**DATA TO USE**:
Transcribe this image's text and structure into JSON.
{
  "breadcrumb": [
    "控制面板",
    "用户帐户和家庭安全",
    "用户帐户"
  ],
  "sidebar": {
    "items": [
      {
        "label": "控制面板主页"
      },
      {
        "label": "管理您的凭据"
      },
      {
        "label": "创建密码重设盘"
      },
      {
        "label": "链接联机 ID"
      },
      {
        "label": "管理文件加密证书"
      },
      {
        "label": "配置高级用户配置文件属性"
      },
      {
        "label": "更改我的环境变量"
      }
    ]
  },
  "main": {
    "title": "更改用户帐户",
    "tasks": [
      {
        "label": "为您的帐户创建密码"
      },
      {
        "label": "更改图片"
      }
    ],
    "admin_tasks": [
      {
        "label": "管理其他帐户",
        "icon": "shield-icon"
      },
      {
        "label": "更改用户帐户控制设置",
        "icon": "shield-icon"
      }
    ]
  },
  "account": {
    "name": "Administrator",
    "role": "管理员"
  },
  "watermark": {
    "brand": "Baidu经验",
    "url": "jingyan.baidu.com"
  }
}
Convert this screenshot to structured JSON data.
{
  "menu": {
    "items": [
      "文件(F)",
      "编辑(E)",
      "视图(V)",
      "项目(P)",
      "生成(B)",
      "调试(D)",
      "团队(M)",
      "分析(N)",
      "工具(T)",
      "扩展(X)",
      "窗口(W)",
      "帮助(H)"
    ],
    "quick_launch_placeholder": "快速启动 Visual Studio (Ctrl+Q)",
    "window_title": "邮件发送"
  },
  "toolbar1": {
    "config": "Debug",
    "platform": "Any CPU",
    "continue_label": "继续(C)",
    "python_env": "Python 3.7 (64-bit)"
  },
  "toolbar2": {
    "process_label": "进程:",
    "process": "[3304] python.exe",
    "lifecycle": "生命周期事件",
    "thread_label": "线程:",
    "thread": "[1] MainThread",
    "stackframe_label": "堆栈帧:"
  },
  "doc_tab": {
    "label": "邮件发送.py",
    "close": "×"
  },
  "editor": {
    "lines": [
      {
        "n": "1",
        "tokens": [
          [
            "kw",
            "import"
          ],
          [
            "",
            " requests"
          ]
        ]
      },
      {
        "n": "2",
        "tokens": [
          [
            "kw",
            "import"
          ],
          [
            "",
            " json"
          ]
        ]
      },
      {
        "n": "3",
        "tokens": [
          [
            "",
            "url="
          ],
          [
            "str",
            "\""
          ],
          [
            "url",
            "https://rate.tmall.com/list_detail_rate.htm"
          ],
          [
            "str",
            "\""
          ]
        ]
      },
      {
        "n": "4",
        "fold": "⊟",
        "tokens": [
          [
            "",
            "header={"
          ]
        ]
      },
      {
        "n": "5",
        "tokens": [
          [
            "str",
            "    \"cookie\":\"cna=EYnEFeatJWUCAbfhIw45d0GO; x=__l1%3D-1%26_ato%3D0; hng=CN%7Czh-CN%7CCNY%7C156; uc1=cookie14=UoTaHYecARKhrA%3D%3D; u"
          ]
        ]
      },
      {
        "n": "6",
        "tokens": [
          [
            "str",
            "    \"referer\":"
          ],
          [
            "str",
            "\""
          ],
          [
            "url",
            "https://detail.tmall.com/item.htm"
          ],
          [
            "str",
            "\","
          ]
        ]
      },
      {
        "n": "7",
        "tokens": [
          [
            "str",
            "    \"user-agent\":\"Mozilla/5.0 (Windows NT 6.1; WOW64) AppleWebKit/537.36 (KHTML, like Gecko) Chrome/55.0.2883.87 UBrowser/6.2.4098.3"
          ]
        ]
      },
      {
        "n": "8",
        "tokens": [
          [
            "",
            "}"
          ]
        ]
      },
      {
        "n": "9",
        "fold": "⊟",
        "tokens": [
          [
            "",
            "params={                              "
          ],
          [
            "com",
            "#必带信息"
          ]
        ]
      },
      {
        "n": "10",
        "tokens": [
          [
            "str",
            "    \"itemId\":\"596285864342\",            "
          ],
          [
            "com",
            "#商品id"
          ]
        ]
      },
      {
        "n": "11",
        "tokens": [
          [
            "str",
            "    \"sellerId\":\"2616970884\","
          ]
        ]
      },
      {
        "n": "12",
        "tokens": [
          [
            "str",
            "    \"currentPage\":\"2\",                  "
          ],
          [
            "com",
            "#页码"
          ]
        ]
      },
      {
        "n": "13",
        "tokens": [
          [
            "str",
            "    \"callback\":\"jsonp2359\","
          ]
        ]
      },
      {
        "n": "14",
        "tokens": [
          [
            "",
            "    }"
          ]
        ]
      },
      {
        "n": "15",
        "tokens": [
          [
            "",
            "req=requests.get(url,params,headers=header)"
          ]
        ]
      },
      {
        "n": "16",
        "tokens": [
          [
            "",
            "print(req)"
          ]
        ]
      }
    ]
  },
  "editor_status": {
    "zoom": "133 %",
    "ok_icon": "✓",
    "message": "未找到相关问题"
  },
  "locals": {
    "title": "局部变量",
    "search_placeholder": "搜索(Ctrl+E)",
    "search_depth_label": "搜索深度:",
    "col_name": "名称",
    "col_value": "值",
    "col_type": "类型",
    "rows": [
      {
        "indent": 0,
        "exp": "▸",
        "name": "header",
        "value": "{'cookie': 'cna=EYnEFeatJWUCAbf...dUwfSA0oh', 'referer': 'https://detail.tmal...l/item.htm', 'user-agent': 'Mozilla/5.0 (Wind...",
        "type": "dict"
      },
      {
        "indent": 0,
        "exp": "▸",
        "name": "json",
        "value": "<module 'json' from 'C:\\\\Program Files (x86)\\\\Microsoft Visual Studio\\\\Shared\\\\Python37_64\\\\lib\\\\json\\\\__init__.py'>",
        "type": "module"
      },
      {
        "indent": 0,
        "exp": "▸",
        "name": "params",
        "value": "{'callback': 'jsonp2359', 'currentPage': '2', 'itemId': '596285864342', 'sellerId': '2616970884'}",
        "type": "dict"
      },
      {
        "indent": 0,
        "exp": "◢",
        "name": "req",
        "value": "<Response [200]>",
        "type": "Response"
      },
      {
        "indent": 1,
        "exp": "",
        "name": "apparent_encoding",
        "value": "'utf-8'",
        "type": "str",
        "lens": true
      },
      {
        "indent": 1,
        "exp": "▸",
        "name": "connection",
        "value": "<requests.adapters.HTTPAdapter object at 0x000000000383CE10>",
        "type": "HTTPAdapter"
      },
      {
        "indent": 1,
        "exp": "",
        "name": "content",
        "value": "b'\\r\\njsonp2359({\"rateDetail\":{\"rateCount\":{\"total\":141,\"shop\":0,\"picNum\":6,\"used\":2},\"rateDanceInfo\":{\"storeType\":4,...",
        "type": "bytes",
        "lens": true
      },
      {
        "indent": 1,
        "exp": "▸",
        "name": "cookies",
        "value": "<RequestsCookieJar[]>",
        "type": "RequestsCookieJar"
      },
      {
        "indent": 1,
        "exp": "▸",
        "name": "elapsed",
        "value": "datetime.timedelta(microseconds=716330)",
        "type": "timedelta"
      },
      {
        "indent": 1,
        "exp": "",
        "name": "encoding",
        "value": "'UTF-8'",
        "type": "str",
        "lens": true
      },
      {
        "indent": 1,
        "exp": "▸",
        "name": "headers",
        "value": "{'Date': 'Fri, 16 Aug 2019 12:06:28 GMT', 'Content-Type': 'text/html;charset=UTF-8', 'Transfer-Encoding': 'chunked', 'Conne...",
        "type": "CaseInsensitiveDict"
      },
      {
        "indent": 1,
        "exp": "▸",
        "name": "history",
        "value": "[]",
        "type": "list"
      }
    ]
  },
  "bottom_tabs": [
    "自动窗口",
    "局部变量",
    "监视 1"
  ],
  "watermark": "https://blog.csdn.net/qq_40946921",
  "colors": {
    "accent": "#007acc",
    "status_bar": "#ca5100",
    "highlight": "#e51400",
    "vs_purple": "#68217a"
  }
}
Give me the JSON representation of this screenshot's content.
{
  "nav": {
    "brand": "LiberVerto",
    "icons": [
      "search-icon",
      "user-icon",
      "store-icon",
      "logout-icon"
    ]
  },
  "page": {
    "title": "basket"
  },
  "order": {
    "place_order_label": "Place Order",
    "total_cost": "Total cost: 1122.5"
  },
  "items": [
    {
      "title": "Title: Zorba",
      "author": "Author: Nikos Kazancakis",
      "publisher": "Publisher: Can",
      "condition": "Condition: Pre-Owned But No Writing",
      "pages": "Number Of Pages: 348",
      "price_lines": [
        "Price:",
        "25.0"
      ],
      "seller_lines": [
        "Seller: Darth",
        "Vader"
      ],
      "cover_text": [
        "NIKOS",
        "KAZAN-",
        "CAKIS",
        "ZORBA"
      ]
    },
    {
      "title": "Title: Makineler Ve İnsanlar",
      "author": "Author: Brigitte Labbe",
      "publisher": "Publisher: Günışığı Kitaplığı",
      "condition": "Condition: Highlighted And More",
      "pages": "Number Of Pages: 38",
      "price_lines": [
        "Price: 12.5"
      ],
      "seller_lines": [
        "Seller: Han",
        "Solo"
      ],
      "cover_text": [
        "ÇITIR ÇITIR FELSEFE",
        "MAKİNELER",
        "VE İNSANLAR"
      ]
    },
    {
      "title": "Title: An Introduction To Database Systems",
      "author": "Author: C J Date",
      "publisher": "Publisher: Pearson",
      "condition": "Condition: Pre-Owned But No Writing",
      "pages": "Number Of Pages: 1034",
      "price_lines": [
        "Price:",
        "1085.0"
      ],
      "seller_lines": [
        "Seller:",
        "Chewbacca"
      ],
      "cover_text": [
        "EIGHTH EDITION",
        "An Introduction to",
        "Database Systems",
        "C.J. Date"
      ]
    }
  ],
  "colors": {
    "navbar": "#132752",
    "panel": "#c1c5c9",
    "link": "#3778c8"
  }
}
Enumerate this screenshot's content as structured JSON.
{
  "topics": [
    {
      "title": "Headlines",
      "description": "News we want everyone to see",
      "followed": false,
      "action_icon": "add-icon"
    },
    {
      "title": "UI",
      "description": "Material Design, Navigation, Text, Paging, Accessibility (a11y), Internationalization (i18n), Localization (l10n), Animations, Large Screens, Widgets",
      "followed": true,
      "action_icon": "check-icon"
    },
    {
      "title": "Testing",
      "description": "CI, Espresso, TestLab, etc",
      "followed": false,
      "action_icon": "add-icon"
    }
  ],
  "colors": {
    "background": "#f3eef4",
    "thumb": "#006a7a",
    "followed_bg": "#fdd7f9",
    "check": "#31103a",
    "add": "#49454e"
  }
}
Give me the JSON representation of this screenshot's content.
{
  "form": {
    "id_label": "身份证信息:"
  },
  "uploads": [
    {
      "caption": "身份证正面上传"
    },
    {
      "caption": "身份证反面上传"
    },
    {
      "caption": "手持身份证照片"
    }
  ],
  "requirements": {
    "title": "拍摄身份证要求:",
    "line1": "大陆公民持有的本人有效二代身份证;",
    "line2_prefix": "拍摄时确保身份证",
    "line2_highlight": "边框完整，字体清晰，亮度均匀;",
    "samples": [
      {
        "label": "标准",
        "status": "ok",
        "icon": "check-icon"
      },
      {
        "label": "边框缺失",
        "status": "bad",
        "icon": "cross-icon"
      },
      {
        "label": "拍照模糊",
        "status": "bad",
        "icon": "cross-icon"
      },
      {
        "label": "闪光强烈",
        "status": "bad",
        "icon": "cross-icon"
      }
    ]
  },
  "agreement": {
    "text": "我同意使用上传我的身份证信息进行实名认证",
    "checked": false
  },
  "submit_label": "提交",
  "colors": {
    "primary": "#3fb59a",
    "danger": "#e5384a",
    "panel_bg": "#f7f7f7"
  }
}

**EXERCISE OBJECTIVE**:
Check every line of the data above for the string "tmall", and copy those that have it.

**RESPONSE TO THE TASK**:
            "https://rate.tmall.com/list_detail_rate.htm"
            "https://detail.tmall.com/item.htm"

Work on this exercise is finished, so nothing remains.